• **MATERIAL TO PROCESS**
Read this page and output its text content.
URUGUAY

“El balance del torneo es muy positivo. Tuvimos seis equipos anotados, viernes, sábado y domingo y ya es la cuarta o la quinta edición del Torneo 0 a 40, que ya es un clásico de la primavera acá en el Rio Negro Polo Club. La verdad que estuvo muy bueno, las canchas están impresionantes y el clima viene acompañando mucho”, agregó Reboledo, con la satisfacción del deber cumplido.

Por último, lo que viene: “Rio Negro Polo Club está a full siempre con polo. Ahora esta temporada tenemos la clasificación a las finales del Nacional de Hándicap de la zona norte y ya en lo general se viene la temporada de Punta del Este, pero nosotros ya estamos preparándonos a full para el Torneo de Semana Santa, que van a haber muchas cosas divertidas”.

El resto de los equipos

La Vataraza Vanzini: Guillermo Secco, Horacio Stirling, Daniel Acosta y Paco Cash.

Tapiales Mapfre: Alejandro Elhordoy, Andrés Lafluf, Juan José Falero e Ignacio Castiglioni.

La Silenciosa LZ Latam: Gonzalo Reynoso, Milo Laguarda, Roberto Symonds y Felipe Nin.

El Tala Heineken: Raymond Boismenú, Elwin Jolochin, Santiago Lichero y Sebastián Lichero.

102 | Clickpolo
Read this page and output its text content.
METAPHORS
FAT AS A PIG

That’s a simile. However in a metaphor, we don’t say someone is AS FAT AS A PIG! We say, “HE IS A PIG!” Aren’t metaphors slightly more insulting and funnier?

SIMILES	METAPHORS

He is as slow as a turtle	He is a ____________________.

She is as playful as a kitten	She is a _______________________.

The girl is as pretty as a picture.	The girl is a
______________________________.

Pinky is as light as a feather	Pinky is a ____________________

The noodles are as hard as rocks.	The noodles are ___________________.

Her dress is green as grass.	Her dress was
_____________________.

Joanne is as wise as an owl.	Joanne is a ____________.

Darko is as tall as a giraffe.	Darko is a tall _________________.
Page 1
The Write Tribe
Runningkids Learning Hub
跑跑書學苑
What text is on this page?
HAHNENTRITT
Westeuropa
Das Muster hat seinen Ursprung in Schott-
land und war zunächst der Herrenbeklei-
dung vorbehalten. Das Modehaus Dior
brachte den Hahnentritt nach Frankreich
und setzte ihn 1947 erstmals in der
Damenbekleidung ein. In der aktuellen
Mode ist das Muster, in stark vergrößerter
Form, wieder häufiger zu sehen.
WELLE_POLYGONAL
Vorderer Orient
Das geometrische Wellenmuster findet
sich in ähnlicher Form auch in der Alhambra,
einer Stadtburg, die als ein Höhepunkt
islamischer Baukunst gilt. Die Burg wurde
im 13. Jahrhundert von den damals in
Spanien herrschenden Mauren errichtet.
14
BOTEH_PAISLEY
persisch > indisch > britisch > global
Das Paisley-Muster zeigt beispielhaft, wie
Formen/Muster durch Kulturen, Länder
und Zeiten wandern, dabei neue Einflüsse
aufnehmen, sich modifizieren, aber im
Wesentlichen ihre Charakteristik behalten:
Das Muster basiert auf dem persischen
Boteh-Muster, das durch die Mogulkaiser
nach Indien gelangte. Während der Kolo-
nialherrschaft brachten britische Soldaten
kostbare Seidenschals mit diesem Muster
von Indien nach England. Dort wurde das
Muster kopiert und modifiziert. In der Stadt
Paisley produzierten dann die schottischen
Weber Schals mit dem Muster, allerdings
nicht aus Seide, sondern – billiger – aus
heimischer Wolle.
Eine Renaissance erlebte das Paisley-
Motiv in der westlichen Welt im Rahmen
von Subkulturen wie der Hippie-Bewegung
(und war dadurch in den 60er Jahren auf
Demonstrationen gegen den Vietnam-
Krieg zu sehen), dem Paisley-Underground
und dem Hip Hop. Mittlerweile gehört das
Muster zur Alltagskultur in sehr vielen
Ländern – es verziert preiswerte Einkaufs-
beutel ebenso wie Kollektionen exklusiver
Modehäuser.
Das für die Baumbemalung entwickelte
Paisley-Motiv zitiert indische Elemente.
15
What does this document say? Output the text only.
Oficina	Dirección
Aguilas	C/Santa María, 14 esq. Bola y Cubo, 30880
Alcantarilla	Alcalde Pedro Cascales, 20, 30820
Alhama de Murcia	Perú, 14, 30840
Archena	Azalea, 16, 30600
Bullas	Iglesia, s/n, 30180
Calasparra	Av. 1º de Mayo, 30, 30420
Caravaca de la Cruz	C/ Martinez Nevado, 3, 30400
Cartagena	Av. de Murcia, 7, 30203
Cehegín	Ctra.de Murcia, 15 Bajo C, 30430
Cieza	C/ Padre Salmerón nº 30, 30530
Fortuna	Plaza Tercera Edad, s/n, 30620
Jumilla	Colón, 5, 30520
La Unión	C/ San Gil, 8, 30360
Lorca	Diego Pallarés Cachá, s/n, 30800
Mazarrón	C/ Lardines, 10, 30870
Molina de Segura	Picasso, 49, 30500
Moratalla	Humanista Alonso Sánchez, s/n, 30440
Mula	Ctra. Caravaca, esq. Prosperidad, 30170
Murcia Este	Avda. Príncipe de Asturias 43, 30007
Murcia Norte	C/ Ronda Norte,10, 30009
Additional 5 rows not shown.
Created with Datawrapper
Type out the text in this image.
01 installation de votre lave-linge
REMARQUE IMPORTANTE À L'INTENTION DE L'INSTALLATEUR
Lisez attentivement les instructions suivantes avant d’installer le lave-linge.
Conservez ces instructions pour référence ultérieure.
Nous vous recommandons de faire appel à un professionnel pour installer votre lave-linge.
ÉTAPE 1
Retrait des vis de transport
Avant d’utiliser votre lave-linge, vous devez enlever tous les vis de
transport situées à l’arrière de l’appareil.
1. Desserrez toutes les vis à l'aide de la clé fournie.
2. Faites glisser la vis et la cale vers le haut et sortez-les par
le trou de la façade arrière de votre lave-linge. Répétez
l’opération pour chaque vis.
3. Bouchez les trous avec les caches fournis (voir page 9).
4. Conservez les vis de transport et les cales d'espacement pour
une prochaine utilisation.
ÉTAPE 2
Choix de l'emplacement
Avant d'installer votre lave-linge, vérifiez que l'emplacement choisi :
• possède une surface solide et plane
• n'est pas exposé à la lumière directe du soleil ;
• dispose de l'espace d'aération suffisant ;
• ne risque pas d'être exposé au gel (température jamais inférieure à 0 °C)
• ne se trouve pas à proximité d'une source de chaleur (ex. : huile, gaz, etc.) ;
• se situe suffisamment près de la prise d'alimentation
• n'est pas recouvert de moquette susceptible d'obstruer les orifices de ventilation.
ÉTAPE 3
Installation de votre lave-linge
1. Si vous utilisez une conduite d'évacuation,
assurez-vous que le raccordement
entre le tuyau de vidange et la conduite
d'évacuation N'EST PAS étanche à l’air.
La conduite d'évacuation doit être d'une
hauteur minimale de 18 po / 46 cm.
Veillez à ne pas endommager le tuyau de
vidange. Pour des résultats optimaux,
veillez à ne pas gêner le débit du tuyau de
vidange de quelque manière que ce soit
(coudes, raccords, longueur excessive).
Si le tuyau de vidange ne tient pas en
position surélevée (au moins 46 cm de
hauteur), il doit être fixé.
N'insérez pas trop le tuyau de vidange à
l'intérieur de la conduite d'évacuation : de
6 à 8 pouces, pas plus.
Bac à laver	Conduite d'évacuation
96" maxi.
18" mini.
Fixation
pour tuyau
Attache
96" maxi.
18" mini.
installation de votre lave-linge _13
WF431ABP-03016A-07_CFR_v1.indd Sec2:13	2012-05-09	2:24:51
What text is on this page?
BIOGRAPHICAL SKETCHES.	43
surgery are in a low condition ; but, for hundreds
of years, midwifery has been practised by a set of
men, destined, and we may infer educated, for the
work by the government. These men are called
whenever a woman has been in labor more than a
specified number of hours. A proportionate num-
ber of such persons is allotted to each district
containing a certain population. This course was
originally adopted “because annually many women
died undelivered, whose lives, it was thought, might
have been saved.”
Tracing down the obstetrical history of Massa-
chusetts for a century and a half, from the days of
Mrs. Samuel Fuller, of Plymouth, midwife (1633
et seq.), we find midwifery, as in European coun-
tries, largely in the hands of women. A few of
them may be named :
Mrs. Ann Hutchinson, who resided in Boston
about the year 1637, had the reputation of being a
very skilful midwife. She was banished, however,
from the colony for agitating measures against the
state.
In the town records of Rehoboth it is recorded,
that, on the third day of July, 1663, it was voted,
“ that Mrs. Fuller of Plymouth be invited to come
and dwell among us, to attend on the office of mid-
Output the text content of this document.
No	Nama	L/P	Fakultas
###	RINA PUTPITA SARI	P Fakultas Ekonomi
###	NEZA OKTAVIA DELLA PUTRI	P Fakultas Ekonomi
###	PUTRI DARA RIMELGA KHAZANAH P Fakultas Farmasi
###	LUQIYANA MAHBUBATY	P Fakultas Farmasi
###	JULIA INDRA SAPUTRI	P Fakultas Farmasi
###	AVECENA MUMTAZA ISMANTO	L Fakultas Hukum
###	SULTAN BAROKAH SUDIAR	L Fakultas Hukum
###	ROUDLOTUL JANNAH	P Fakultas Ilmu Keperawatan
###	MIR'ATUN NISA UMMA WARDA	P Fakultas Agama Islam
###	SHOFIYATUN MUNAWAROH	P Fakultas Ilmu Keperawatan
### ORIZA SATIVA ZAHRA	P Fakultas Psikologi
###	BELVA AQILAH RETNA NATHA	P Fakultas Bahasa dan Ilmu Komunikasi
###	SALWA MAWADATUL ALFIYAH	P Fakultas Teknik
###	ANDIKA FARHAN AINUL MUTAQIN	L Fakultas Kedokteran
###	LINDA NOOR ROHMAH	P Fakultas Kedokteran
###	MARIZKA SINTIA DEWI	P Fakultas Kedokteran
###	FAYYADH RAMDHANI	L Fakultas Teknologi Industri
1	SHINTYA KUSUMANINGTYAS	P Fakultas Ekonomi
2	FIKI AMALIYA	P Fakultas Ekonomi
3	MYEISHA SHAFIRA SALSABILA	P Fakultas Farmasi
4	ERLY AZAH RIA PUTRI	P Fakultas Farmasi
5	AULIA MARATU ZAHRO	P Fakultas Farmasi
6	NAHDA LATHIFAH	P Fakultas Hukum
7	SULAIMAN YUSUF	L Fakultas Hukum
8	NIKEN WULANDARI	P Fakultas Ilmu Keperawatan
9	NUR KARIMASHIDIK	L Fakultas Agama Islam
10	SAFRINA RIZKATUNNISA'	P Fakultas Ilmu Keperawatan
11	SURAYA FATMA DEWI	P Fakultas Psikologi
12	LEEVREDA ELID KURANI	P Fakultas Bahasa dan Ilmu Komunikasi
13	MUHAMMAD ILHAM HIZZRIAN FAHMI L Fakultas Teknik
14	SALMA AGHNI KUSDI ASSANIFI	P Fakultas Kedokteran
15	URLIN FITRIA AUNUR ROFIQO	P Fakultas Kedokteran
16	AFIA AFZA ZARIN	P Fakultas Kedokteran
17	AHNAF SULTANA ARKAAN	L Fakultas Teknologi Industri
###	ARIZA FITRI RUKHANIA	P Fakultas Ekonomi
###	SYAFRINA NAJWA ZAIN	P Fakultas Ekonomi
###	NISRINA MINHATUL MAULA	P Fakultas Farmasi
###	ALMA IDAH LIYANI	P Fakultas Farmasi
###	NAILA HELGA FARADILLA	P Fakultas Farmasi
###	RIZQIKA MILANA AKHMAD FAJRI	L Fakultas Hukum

• **GIVEN INSTRUCTION**
Copy all lines above containing the string "DEWI".

• **TASK ANSWER**
###	MARIZKA SINTIA DEWI	P Fakultas Kedokteran
11	SURAYA FATMA DEWI	P Fakultas Psikologi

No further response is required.